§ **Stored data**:
+++
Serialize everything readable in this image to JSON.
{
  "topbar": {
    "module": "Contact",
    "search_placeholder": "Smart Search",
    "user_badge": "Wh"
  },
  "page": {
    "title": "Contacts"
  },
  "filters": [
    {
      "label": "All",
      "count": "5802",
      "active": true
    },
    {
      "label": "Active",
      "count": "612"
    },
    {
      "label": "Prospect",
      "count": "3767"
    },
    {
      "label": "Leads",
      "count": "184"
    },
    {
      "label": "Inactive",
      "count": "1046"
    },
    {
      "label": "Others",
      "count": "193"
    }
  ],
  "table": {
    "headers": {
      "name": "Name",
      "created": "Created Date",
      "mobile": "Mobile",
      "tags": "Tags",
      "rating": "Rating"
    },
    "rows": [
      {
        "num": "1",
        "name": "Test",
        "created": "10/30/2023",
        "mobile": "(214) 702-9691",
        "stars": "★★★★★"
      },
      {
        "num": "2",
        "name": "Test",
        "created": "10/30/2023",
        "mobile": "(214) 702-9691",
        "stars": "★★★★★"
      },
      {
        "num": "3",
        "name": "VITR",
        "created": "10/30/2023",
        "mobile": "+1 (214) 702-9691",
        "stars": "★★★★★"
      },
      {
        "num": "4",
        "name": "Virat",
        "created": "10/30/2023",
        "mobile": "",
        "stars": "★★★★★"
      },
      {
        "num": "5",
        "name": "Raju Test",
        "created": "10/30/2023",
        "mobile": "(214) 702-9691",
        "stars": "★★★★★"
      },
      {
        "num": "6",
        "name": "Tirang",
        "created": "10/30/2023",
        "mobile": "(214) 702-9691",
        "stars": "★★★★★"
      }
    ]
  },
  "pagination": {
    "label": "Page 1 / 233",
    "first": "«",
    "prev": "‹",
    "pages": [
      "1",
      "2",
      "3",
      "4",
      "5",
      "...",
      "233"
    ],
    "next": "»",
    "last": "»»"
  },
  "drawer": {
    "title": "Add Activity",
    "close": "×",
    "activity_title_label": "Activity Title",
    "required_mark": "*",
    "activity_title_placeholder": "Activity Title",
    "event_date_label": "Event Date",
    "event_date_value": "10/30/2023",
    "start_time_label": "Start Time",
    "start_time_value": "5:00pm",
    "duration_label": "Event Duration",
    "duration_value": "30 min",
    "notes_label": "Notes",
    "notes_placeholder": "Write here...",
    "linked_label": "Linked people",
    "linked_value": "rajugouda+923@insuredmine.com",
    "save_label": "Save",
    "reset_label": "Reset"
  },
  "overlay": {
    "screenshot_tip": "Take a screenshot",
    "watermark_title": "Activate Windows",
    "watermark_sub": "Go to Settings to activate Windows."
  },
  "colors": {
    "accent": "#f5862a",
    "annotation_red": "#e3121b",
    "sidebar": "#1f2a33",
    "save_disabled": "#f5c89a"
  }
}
+++
§ **WHAT IS EXPECTED**: Write out the material from the first line to the last, exactly.

§ **CORRECT OUTPUT**:
Serialize everything readable in this image to JSON.
{
  "topbar": {
    "module": "Contact",
    "search_placeholder": "Smart Search",
    "user_badge": "Wh"
  },
  "page": {
    "title": "Contacts"
  },
  "filters": [
    {
      "label": "All",
      "count": "5802",
      "active": true
    },
    {
      "label": "Active",
      "count": "612"
    },
    {
      "label": "Prospect",
      "count": "3767"
    },
    {
      "label": "Leads",
      "count": "184"
    },
    {
      "label": "Inactive",
      "count": "1046"
    },
    {
      "label": "Others",
      "count": "193"
    }
  ],
  "table": {
    "headers": {
      "name": "Name",
      "created": "Created Date",
      "mobile": "Mobile",
      "tags": "Tags",
      "rating": "Rating"
    },
    "rows": [
      {
        "num": "1",
        "name": "Test",
        "created": "10/30/2023",
        "mobile": "(214) 702-9691",
        "stars": "★★★★★"
      },
      {
        "num": "2",
        "name": "Test",
        "created": "10/30/2023",
        "mobile": "(214) 702-9691",
        "stars": "★★★★★"
      },
      {
        "num": "3",
        "name": "VITR",
        "created": "10/30/2023",
        "mobile": "+1 (214) 702-9691",
        "stars": "★★★★★"
      },
      {
        "num": "4",
        "name": "Virat",
        "created": "10/30/2023",
        "mobile": "",
        "stars": "★★★★★"
      },
      {
        "num": "5",
        "name": "Raju Test",
        "created": "10/30/2023",
        "mobile": "(214) 702-9691",
        "stars": "★★★★★"
      },
      {
        "num": "6",
        "name": "Tirang",
        "created": "10/30/2023",
        "mobile": "(214) 702-9691",
        "stars": "★★★★★"
      }
    ]
  },
  "pagination": {
    "label": "Page 1 / 233",
    "first": "«",
    "prev": "‹",
    "pages": [
      "1",
      "2",
      "3",
      "4",
      "5",
      "...",
      "233"
    ],
    "next": "»",
    "last": "»»"
  },
  "drawer": {
    "title": "Add Activity",
    "close": "×",
    "activity_title_label": "Activity Title",
    "required_mark": "*",
    "activity_title_placeholder": "Activity Title",
    "event_date_label": "Event Date",
    "event_date_value": "10/30/2023",
    "start_time_label": "Start Time",
    "start_time_value": "5:00pm",
    "duration_label": "Event Duration",
    "duration_value": "30 min",
    "notes_label": "Notes",
    "notes_placeholder": "Write here...",
    "linked_label": "Linked people",
    "linked_value": "rajugouda+923@insuredmine.com",
    "save_label": "Save",
    "reset_label": "Reset"
  },
  "overlay": {
    "screenshot_tip": "Take a screenshot",
    "watermark_title": "Activate Windows",
    "watermark_sub": "Go to Settings to activate Windows."
  },
  "colors": {
    "accent": "#f5862a",
    "annotation_red": "#e3121b",
    "sidebar": "#1f2a33",
    "save_disabled": "#f5c89a"
  }
}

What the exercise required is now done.